▸ Problem details:
Return every line of the listing below that contains the string "pixel", matching case exactly.
-=-=-=-=-
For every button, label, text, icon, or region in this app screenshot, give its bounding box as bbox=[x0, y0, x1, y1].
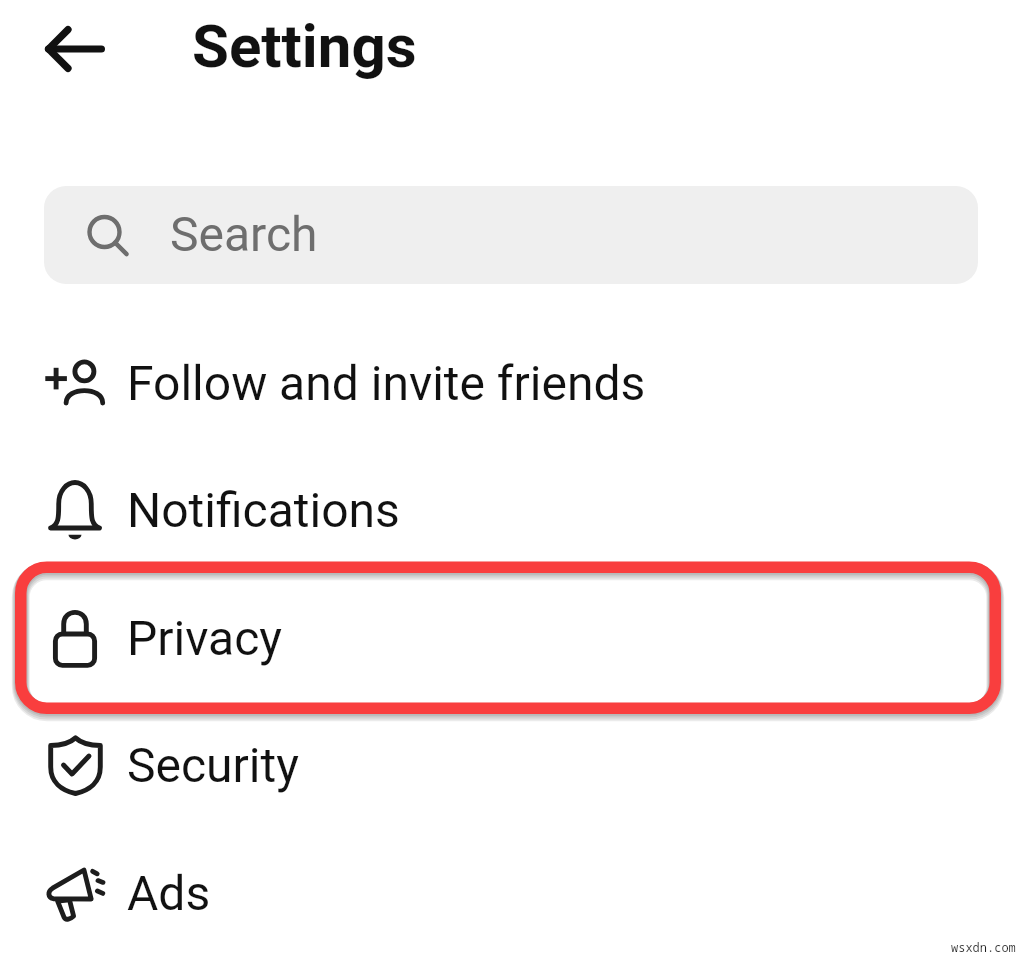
staticText: wsxdn.com bbox=[951, 939, 1016, 955]
staticText: Follow and invite friends bbox=[127, 355, 646, 411]
staticText: Security bbox=[127, 737, 299, 793]
button[interactable]: Notifications bbox=[0, 462, 1024, 590]
button[interactable]: Security bbox=[0, 717, 1024, 845]
staticText: Privacy bbox=[127, 610, 283, 666]
button[interactable]: Privacy bbox=[0, 590, 1024, 718]
staticText: Ads bbox=[127, 865, 211, 921]
staticText: Search bbox=[170, 206, 318, 262]
staticText: Notifications bbox=[127, 482, 400, 538]
button[interactable]: Ads bbox=[0, 845, 1024, 958]
button[interactable]: Back bbox=[24, 10, 126, 88]
button[interactable]: Follow and invite friends bbox=[0, 335, 1024, 463]
button[interactable]: Search bbox=[44, 186, 978, 284]
staticText: Settings bbox=[192, 11, 417, 81]
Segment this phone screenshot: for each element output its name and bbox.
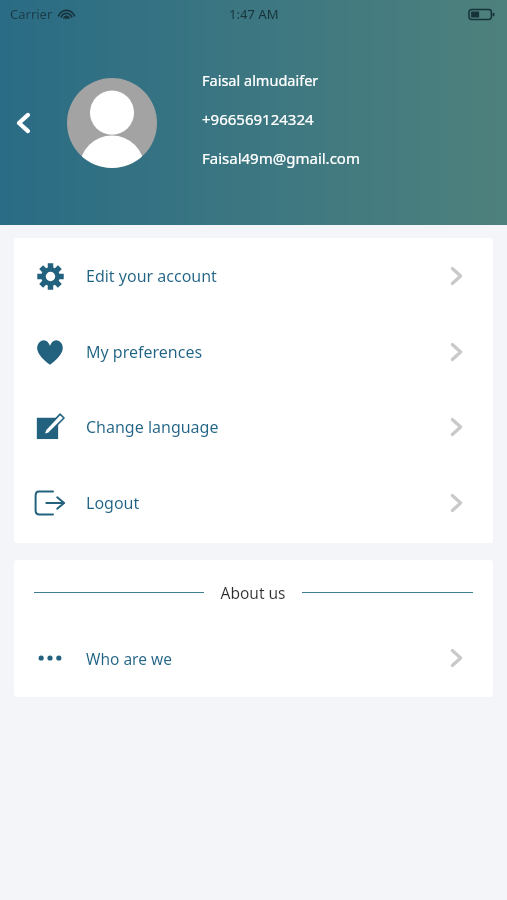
button[interactable]: Who are we [14,635,493,681]
button[interactable]: Edit your account [14,238,493,314]
staticText: Who are we [86,648,172,669]
staticText: 1:47 AM [229,5,279,23]
staticText: Logout [86,492,140,514]
staticText: About us [220,582,286,603]
button[interactable]: My preferences [14,314,493,390]
button[interactable]: Logout [14,465,493,541]
staticText: +966569124324 [202,109,314,129]
staticText: Faisal almudaifer [202,70,319,90]
staticText: Edit your account [86,265,217,287]
button[interactable]: Back [0,95,48,151]
staticText: My preferences [86,341,203,363]
button[interactable]: Change language [14,389,493,465]
staticText: Change language [86,416,219,438]
staticText: Carrier [10,5,53,23]
staticText: Faisal49m@gmail.com [202,148,360,168]
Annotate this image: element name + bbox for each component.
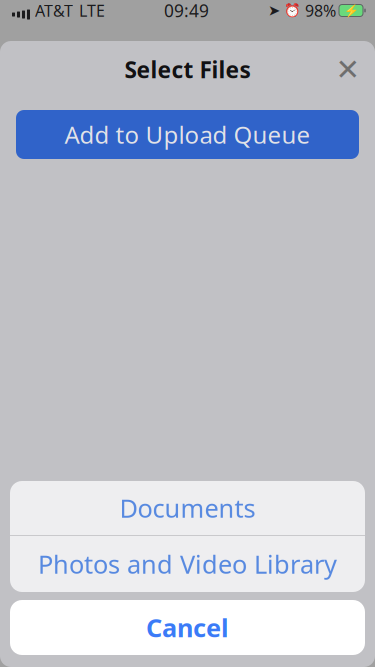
staticText: Select Files [124, 54, 250, 84]
button[interactable]: Close [326, 48, 370, 92]
staticText: AT&T [35, 0, 73, 21]
button[interactable]: Cancel [10, 600, 365, 655]
staticText: ⏰ [284, 3, 301, 18]
staticText: ⚡ [344, 4, 358, 17]
staticText: ➤ [268, 2, 280, 19]
staticText: Documents [120, 491, 256, 525]
staticText: 09:49 [164, 0, 209, 22]
staticText: Add to Upload Queue [64, 119, 310, 150]
button[interactable]: Add to Upload Queue [16, 110, 359, 159]
staticText: 98% [305, 0, 336, 21]
staticText: LTE [79, 0, 105, 21]
staticText: Photos and Video Library [38, 547, 337, 581]
staticText: Cancel [146, 611, 229, 644]
staticText: ✕ [336, 53, 360, 86]
button[interactable]: Documents [10, 481, 365, 535]
button[interactable]: Photos and Video Library [10, 536, 365, 592]
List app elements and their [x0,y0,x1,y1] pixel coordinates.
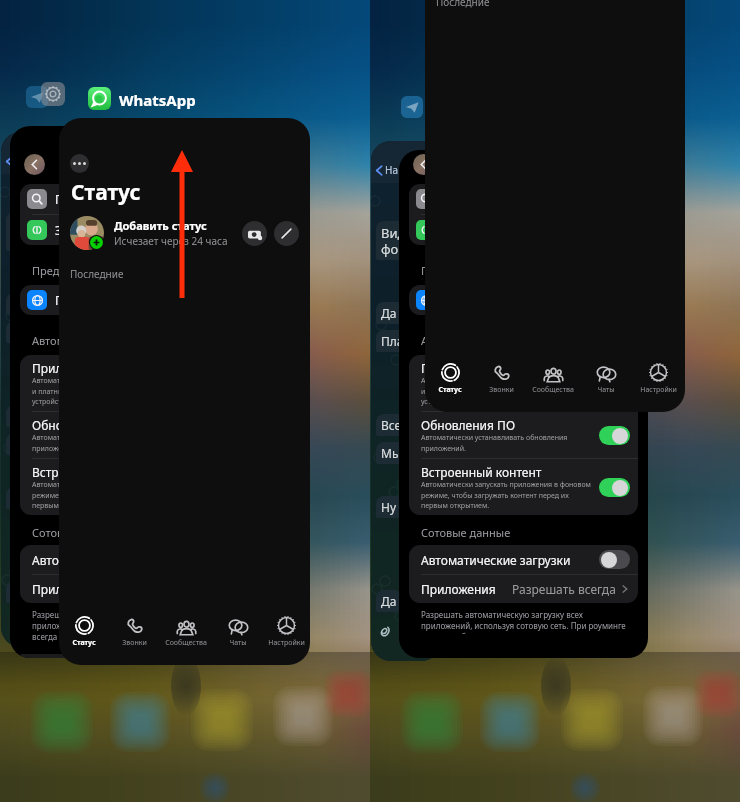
staticText: Приложения [32,360,107,376]
button[interactable]: Настройки [263,615,310,648]
button[interactable]: Звуки [416,220,630,240]
staticText: Чаты [597,385,615,395]
staticText: Предложения [421,263,496,278]
staticText: Звуки [55,222,234,238]
staticText: Приложения [421,360,496,376]
staticText: Автоматические загрузки [32,333,169,348]
staticText: Автоматически устанавливать новые беспла… [421,376,591,406]
staticText: Добавить статус [114,218,207,233]
button[interactable]: Встроенный контент [421,464,630,510]
staticText: Да [11,584,27,600]
button[interactable]: Back [24,154,45,175]
staticText: Все [381,417,402,433]
staticText: Встроенный контент [32,464,153,480]
staticText: Вид фон [381,224,407,257]
staticText: Статус [438,385,462,395]
staticText: Ну [11,490,30,506]
button[interactable]: Автоматические загрузки [32,550,242,569]
staticText: Автоматически устанавливать обновления п… [32,433,202,453]
button[interactable]: Обновления ПО [421,417,630,453]
staticText: Статус [72,638,96,648]
button[interactable]: Чаты [581,362,631,395]
staticText: WhatsApp [119,90,196,110]
staticText: Встроенный контент [421,464,542,480]
staticText: Мы [381,445,401,461]
staticText: Автоматически запускать приложения в фон… [421,480,591,510]
button[interactable]: Статус [59,615,109,648]
button[interactable]: Toggle [599,426,630,445]
staticText: Вид фон [11,215,37,248]
button[interactable]: Настройки [631,362,685,395]
button[interactable]: Статус [425,362,475,395]
staticText: Пла [381,333,404,349]
staticText: Да [381,305,400,321]
staticText: Чаты [229,638,247,648]
staticText: Поиск [55,191,234,207]
staticText: Приложения [421,581,512,597]
staticText: Сотовые данные [421,525,511,540]
button[interactable]: Toggle [599,478,630,497]
button[interactable]: Поиск [416,189,630,209]
button[interactable]: Звуки [27,220,242,240]
staticText: Ну [381,499,400,515]
staticText: Сотовые данные [32,525,122,540]
staticText: Последние [436,0,490,9]
button[interactable]: Встроенный контент [32,464,242,510]
staticText: Сообщества [532,385,574,395]
button[interactable]: Back [374,163,398,177]
button[interactable]: Сообщества [159,615,213,648]
staticText: Автоматические загрузки [421,333,558,348]
button[interactable]: Back [4,154,28,168]
button[interactable]: Персонализированные [416,290,630,310]
button[interactable]: Добавить статус [70,216,299,250]
button[interactable]: Toggle [599,374,630,393]
button[interactable]: More options [70,154,89,173]
button[interactable]: Звонки [109,615,159,648]
staticText: Обновления ПО [32,417,127,433]
button[interactable]: Toggle [599,550,630,569]
button[interactable]: Write status [274,221,299,246]
staticText: Все [11,408,32,424]
button[interactable]: Автоматические загрузки [421,550,630,569]
button[interactable]: Сообщества [526,362,580,395]
staticText: Да [381,593,397,609]
staticText: Последние [70,267,124,281]
button[interactable]: Приложения [421,360,630,406]
staticText: Мы [11,436,31,452]
staticText: Да [11,296,30,312]
button[interactable]: Приложения [32,360,242,406]
staticText: Исчезает через 24 часа [114,234,228,248]
staticText: Персонализированные [55,292,234,308]
staticText: Автоматические загрузки [421,552,599,568]
staticText: Настройки [640,385,677,395]
button[interactable]: Camera [242,221,267,246]
button[interactable]: Персонализированные [27,290,242,310]
button[interactable]: Приложения [421,581,629,597]
button[interactable]: Поиск [27,189,242,209]
button[interactable]: Приложения [32,581,241,597]
staticText: Предложения [32,263,107,278]
staticText: На [385,163,398,177]
staticText: Разрешать всегда [512,581,616,597]
button[interactable]: Back [413,154,434,175]
staticText: Статус [71,178,141,207]
button[interactable]: Звонки [476,362,526,395]
staticText: Разрешать автоматическую загрузку всех п… [421,609,632,634]
staticText: Автоматически устанавливать обновления п… [421,433,591,453]
staticText: Звонки [489,385,514,395]
staticText: Обновления ПО [421,417,516,433]
button[interactable]: Чаты [213,615,263,648]
staticText: Настройки [268,638,305,648]
staticText: Сообщества [165,638,207,648]
staticText: На [15,154,28,168]
button[interactable]: Обновления ПО [32,417,242,453]
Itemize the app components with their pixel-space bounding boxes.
-=-=-=-=-
▸ Final result:
List app elements and their [x0,y0,x1,y1] pixel coordinates.
Itemize the app components with their pixel-space bounding boxes.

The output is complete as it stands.